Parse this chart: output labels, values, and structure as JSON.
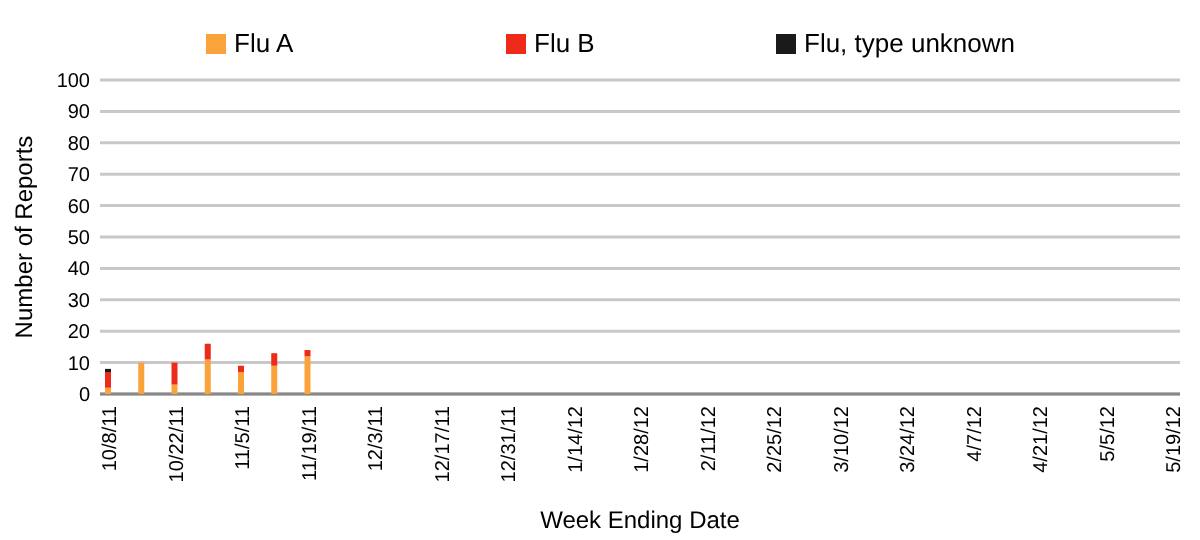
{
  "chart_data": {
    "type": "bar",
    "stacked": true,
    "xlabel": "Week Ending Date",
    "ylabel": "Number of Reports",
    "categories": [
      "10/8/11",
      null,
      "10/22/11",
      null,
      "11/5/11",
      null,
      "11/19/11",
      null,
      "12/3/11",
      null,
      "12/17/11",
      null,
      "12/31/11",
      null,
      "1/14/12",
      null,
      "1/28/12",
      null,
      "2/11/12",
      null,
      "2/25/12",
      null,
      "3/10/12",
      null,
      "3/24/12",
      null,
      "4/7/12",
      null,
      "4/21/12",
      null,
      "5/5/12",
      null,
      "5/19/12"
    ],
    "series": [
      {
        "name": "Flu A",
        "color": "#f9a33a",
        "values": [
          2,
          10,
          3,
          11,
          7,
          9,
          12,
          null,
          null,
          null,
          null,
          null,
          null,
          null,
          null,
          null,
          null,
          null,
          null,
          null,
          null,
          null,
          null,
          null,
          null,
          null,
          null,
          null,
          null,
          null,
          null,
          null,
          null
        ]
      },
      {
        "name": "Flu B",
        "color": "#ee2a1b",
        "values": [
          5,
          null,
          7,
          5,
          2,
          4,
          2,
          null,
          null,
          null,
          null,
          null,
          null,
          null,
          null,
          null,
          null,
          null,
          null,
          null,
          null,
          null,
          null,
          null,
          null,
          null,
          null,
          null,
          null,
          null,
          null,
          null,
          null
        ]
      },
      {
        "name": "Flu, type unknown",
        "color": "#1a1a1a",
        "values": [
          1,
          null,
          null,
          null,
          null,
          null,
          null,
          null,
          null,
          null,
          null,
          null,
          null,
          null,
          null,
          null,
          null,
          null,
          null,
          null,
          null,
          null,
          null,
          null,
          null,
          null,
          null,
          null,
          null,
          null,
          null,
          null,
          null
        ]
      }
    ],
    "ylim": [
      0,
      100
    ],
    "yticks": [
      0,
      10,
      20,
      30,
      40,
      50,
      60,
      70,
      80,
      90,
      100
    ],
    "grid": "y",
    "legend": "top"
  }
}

────

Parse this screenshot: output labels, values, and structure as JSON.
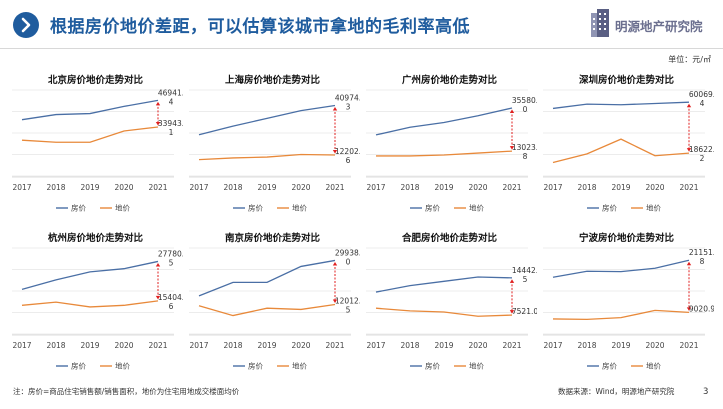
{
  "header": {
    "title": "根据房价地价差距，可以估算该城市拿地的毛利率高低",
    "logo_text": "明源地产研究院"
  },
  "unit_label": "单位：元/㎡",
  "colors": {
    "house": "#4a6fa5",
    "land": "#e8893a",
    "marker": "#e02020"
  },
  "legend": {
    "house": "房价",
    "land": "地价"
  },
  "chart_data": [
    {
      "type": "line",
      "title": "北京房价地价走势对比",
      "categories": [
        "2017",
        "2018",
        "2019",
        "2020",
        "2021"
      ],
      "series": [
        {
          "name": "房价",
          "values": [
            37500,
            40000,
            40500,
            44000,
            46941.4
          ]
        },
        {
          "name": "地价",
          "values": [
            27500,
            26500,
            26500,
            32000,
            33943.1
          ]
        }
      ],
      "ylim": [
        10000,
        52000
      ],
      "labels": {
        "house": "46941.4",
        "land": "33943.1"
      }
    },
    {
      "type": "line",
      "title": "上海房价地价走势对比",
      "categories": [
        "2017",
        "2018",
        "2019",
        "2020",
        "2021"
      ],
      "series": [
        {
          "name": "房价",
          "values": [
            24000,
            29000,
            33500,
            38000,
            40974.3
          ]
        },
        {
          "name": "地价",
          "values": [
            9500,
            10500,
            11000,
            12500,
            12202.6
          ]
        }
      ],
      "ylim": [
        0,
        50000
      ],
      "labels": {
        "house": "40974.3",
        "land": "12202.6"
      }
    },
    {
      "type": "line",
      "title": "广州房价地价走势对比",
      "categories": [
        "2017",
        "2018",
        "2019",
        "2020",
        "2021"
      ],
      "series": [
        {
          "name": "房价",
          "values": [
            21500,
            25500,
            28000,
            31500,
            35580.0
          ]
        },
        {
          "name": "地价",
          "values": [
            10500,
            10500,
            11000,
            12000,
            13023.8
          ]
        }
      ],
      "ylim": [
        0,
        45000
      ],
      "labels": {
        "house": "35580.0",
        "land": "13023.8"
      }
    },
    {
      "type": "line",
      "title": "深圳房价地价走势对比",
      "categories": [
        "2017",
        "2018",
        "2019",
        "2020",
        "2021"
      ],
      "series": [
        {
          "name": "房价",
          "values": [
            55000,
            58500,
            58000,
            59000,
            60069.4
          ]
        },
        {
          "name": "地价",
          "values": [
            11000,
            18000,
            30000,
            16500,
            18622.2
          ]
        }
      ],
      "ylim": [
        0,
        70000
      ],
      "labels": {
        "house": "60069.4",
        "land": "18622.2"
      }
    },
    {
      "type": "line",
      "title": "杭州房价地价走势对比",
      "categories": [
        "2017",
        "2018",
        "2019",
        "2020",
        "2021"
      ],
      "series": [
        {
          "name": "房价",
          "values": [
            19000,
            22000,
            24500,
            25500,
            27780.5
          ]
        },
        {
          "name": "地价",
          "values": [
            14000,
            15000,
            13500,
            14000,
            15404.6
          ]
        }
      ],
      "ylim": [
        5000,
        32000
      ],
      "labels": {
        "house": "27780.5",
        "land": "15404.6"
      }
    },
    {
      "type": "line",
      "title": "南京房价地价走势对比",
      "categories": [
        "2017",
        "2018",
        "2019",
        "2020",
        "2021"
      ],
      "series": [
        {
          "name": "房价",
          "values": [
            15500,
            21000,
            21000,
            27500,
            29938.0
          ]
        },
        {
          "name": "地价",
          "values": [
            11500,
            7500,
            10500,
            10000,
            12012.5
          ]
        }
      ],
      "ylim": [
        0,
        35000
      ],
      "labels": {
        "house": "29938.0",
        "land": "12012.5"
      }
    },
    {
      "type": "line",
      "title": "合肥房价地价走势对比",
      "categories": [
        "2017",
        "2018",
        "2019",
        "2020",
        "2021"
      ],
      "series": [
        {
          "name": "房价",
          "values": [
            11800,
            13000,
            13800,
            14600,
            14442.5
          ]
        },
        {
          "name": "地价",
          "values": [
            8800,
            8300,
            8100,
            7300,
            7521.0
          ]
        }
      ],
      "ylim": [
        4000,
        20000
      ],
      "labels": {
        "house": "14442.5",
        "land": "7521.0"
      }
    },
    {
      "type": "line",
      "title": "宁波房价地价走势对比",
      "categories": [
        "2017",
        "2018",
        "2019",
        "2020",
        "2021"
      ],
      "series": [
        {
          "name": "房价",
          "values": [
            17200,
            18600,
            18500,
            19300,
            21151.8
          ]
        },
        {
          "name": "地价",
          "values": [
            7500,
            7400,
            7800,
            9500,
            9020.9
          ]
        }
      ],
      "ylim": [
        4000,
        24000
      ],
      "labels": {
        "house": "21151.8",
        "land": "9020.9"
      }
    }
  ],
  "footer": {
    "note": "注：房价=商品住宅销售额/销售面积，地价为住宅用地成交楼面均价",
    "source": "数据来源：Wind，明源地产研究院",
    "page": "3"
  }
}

────

*Required work*
From the entries above, copy each line holding "structure".

*Task solution*
Parse this chart: output labels, values, and structure as JSON.
Parse this screenshot: output labels, values, and structure as JSON.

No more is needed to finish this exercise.